◆ **What this task involves**: In the material below, find each line holding the string "Volumes" and copy it.
━━━━━━━━━━━━━━━━━━━━
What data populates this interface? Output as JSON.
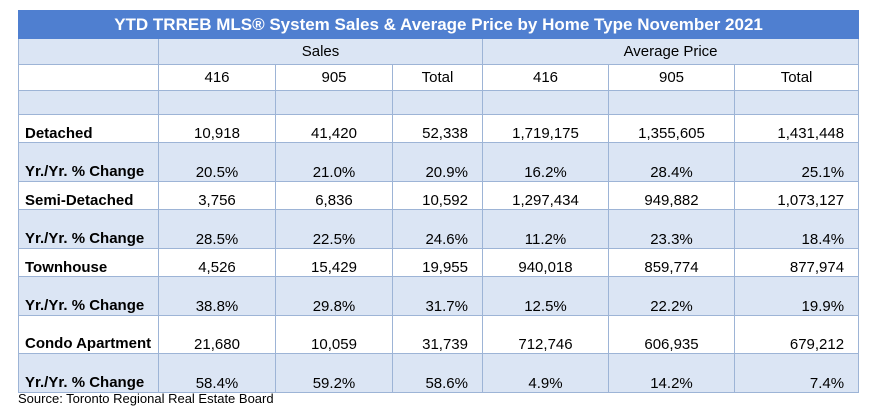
{
  "title": "YTD TRREB MLS® System Sales & Average Price by Home Type November 2021",
  "groups": {
    "sales": "Sales",
    "avg_price": "Average Price"
  },
  "columns": [
    "416",
    "905",
    "Total",
    "416",
    "905",
    "Total"
  ],
  "rows": [
    {
      "label": "Detached",
      "values": [
        "10,918",
        "41,420",
        "52,338",
        "1,719,175",
        "1,355,605",
        "1,431,448"
      ]
    },
    {
      "label": "Yr./Yr. % Change",
      "values": [
        "20.5%",
        "21.0%",
        "20.9%",
        "16.2%",
        "28.4%",
        "25.1%"
      ]
    },
    {
      "label": "Semi-Detached",
      "values": [
        "3,756",
        "6,836",
        "10,592",
        "1,297,434",
        "949,882",
        "1,073,127"
      ]
    },
    {
      "label": "Yr./Yr. % Change",
      "values": [
        "28.5%",
        "22.5%",
        "24.6%",
        "11.2%",
        "23.3%",
        "18.4%"
      ]
    },
    {
      "label": "Townhouse",
      "values": [
        "4,526",
        "15,429",
        "19,955",
        "940,018",
        "859,774",
        "877,974"
      ]
    },
    {
      "label": "Yr./Yr. % Change",
      "values": [
        "38.8%",
        "29.8%",
        "31.7%",
        "12.5%",
        "22.2%",
        "19.9%"
      ]
    },
    {
      "label": "Condo Apartment",
      "values": [
        "21,680",
        "10,059",
        "31,739",
        "712,746",
        "606,935",
        "679,212"
      ]
    },
    {
      "label": "Yr./Yr. % Change",
      "values": [
        "58.4%",
        "59.2%",
        "58.6%",
        "4.9%",
        "14.2%",
        "7.4%"
      ]
    }
  ],
  "source": "Source: Toronto Regional Real Estate Board"
}
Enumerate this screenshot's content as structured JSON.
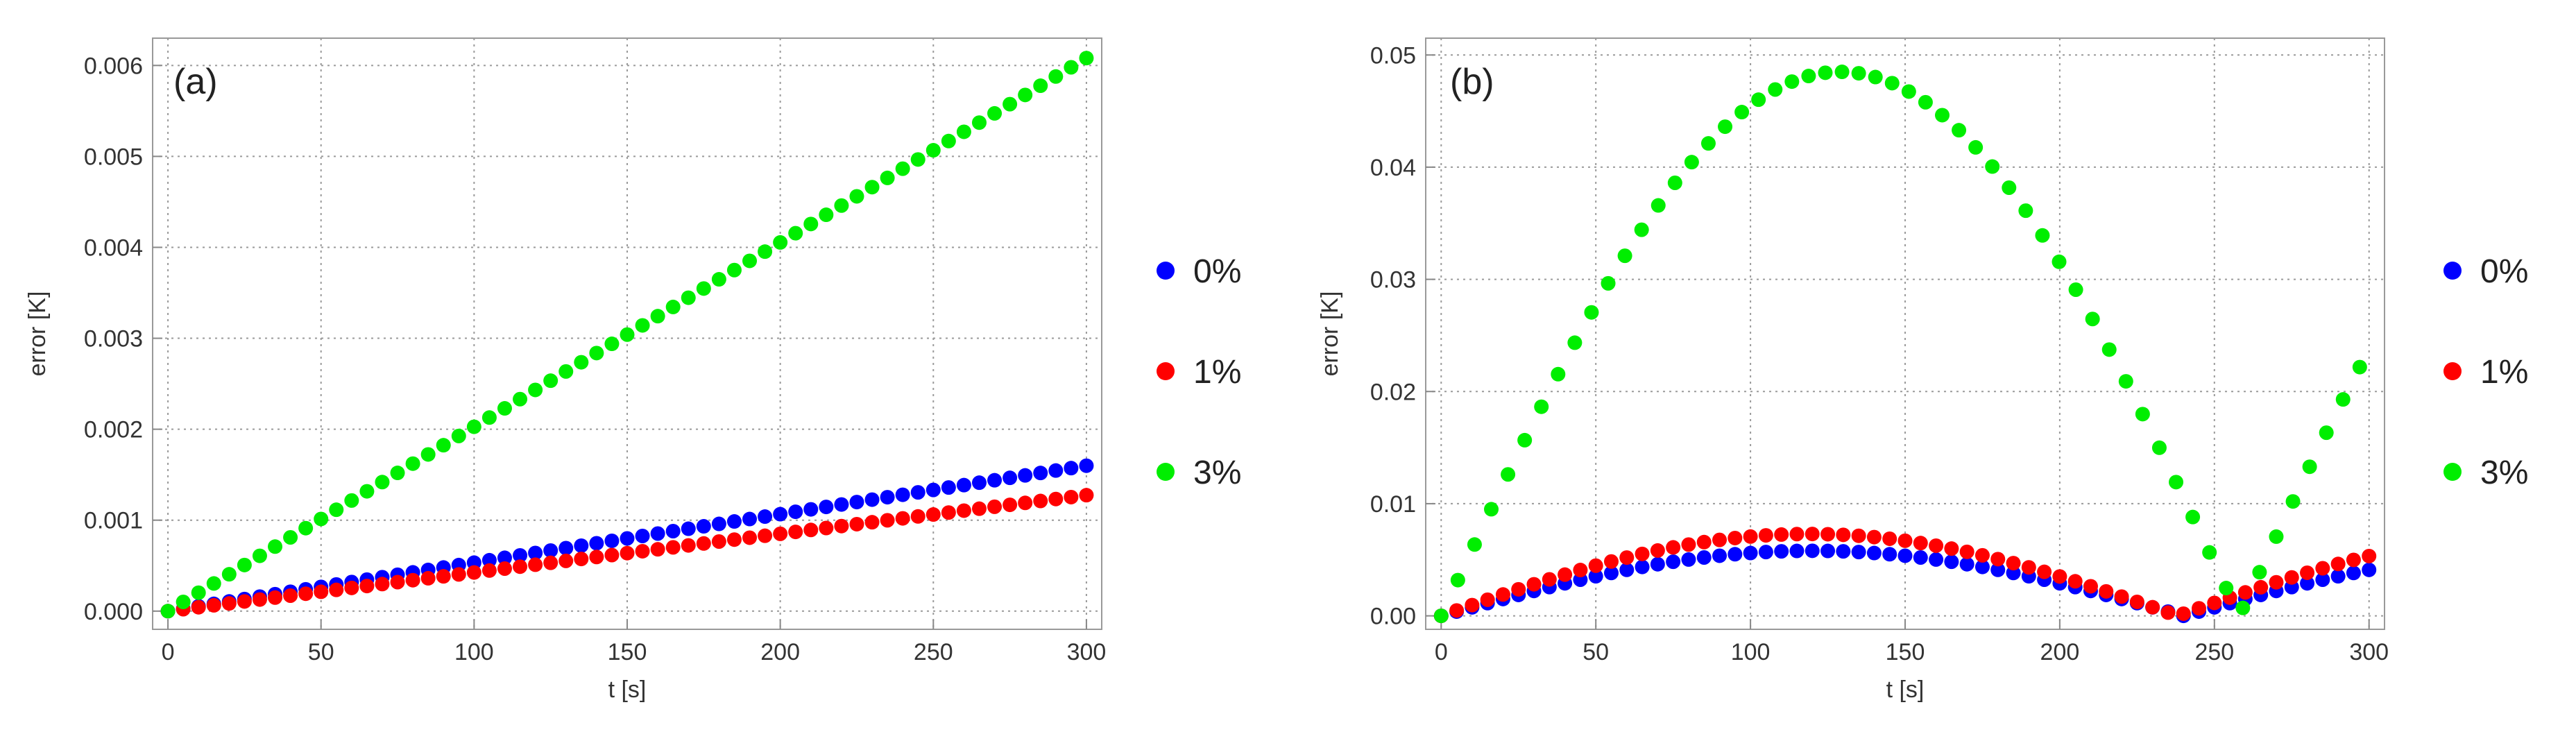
{
  "chart_data": [
    {
      "type": "scatter",
      "panel_label": "(a)",
      "xlabel": "t [s]",
      "ylabel": "error [K]",
      "xlim": [
        -5,
        305
      ],
      "ylim": [
        -0.0002,
        0.0063
      ],
      "xticks": [
        0,
        50,
        100,
        150,
        200,
        250,
        300
      ],
      "xtick_labels": [
        "0",
        "50",
        "100",
        "150",
        "200",
        "250",
        "300"
      ],
      "yticks": [
        0,
        0.001,
        0.002,
        0.003,
        0.004,
        0.005,
        0.006
      ],
      "ytick_labels": [
        "0.000",
        "0.001",
        "0.002",
        "0.003",
        "0.004",
        "0.005",
        "0.006"
      ],
      "grid": true,
      "legend_position": "right",
      "x_start": 0,
      "x_step": 5,
      "x_count": 61,
      "series": [
        {
          "name": "0%",
          "color": "#0000ff",
          "model": "linear",
          "slope": 5.33e-06
        },
        {
          "name": "1%",
          "color": "#ff0000",
          "model": "linear",
          "slope": 4.25e-06
        },
        {
          "name": "3%",
          "color": "#00ee00",
          "model": "linear",
          "slope": 2.027e-05
        }
      ]
    },
    {
      "type": "scatter",
      "panel_label": "(b)",
      "xlabel": "t [s]",
      "ylabel": "error [K]",
      "xlim": [
        -5,
        305
      ],
      "ylim": [
        -0.0012,
        0.0515
      ],
      "xticks": [
        0,
        50,
        100,
        150,
        200,
        250,
        300
      ],
      "xtick_labels": [
        "0",
        "50",
        "100",
        "150",
        "200",
        "250",
        "300"
      ],
      "yticks": [
        0,
        0.01,
        0.02,
        0.03,
        0.04,
        0.05
      ],
      "ytick_labels": [
        "0.00",
        "0.01",
        "0.02",
        "0.03",
        "0.04",
        "0.05"
      ],
      "grid": true,
      "legend_position": "right",
      "x_start": 0,
      "x_step": 5,
      "x_count": 61,
      "series": [
        {
          "name": "0%",
          "color": "#0000ff",
          "model": "abs_sin",
          "amplitude": 0.0058,
          "zero_t": 240
        },
        {
          "name": "1%",
          "color": "#ff0000",
          "model": "abs_sin",
          "amplitude": 0.0073,
          "zero_t": 238
        },
        {
          "name": "3%",
          "color": "#00ee00",
          "model": "abs_sin",
          "amplitude": 0.0485,
          "zero_t": 258,
          "x_step": 5.4
        }
      ]
    }
  ]
}
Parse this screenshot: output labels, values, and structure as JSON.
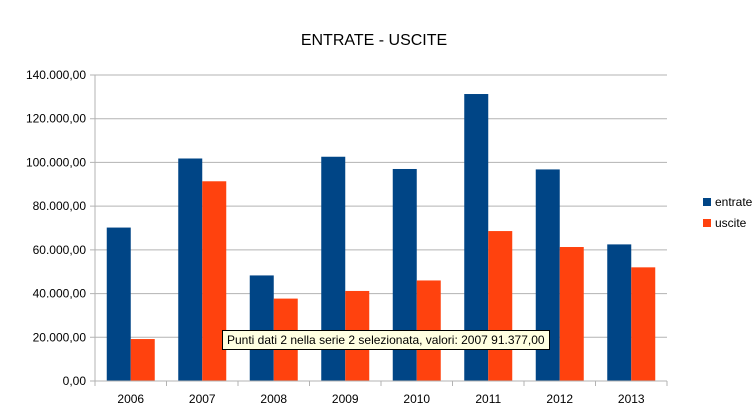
{
  "chart_data": {
    "type": "bar",
    "title": "ENTRATE - USCITE",
    "categories": [
      "2006",
      "2007",
      "2008",
      "2009",
      "2010",
      "2011",
      "2012",
      "2013"
    ],
    "series": [
      {
        "name": "entrate",
        "color": "#004586",
        "values": [
          70200,
          101800,
          48300,
          102600,
          97000,
          131300,
          96800,
          62500
        ]
      },
      {
        "name": "uscite",
        "color": "#ff420e",
        "values": [
          19200,
          91377,
          37700,
          41200,
          46000,
          68600,
          61300,
          52000
        ]
      }
    ],
    "ylim": [
      0,
      140000
    ],
    "yticks": [
      "0,00",
      "20.000,00",
      "40.000,00",
      "60.000,00",
      "80.000,00",
      "100.000,00",
      "120.000,00",
      "140.000,00"
    ],
    "grid": true,
    "legend_position": "right",
    "tooltip": "Punti dati 2 nella serie 2 selezionata, valori: 2007 91.377,00"
  }
}
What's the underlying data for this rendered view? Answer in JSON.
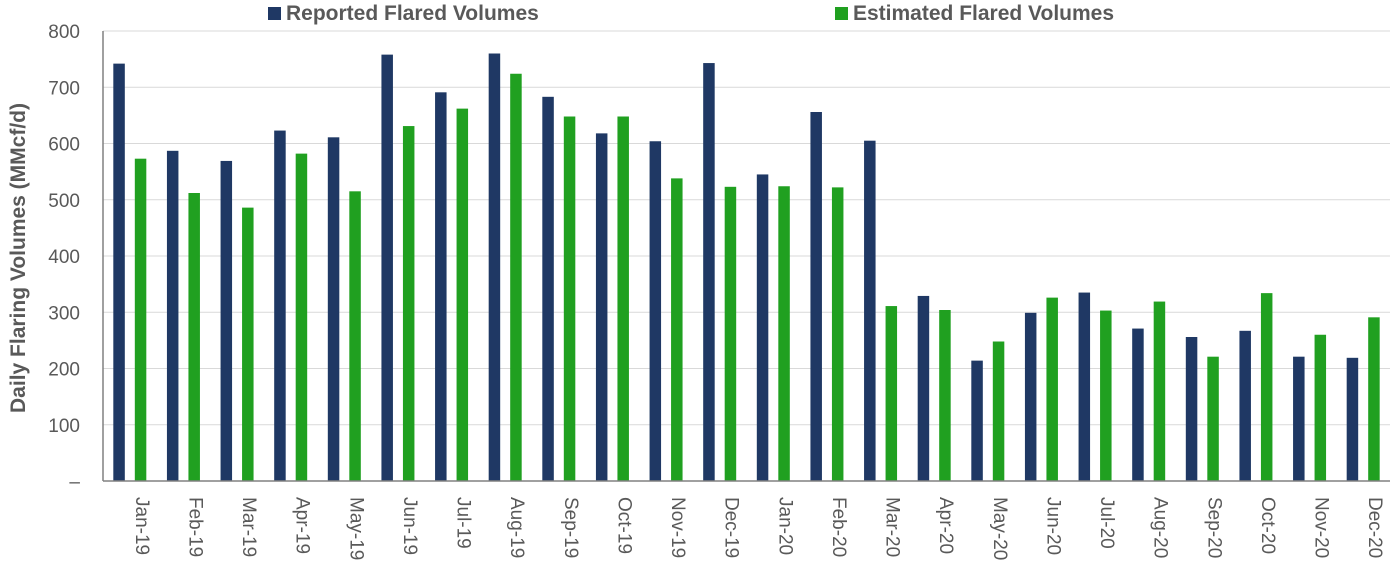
{
  "chart_data": {
    "type": "bar",
    "title": "",
    "xlabel": "",
    "ylabel": "Daily Flaring Volumes (MMcf/d)",
    "ylim": [
      0,
      800
    ],
    "yticks": [
      "–",
      "100",
      "200",
      "300",
      "400",
      "500",
      "600",
      "700",
      "800"
    ],
    "grid": true,
    "legend_position": "top",
    "categories": [
      "Jan-19",
      "Feb-19",
      "Mar-19",
      "Apr-19",
      "May-19",
      "Jun-19",
      "Jul-19",
      "Aug-19",
      "Sep-19",
      "Oct-19",
      "Nov-19",
      "Dec-19",
      "Jan-20",
      "Feb-20",
      "Mar-20",
      "Apr-20",
      "May-20",
      "Jun-20",
      "Jul-20",
      "Aug-20",
      "Sep-20",
      "Oct-20",
      "Nov-20",
      "Dec-20"
    ],
    "series": [
      {
        "name": "Reported Flared Volumes",
        "color": "#1f3864",
        "values": [
          742,
          587,
          569,
          623,
          611,
          758,
          691,
          760,
          683,
          618,
          604,
          743,
          545,
          656,
          605,
          329,
          214,
          299,
          335,
          271,
          256,
          267,
          221,
          219
        ]
      },
      {
        "name": "Estimated Flared Volumes",
        "color": "#20a020",
        "values": [
          573,
          512,
          486,
          582,
          515,
          631,
          662,
          724,
          648,
          648,
          538,
          523,
          524,
          522,
          311,
          304,
          248,
          326,
          303,
          319,
          221,
          334,
          260,
          291
        ]
      }
    ]
  }
}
━━━━━━━━━━━━━━━━━━━━
◆ **Solution to the problem**:
    "ylabel": "Daily Flaring Volumes (MMcf/d)",
        "name": "Reported Flared Volumes",
        "name": "Estimated Flared Volumes",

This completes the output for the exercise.